### Directions for this task
Return the material below in full and exactly.

[Items from a dataset]
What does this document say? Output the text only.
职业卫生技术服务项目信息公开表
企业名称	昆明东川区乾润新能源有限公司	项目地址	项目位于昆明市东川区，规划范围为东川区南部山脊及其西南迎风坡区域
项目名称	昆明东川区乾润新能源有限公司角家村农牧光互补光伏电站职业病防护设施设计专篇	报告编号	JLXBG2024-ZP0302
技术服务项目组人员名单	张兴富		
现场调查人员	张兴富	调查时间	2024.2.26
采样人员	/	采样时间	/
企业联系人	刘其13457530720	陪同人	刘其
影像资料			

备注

### Response below
What does this document say? Output the text only.
职业卫生技术服务项目信息公开表
企业名称	昆明东川区乾润新能源有限公司	项目地址	项目位于昆明市东川区，规划范围为东川区南部山脊及其西南迎风坡区域
项目名称	昆明东川区乾润新能源有限公司角家村农牧光互补光伏电站职业病防护设施设计专篇	报告编号	JLXBG2024-ZP0302
技术服务项目组人员名单	张兴富		
现场调查人员	张兴富	调查时间	2024.2.26
采样人员	/	采样时间	/
企业联系人	刘其13457530720	陪同人	刘其
影像资料			

备注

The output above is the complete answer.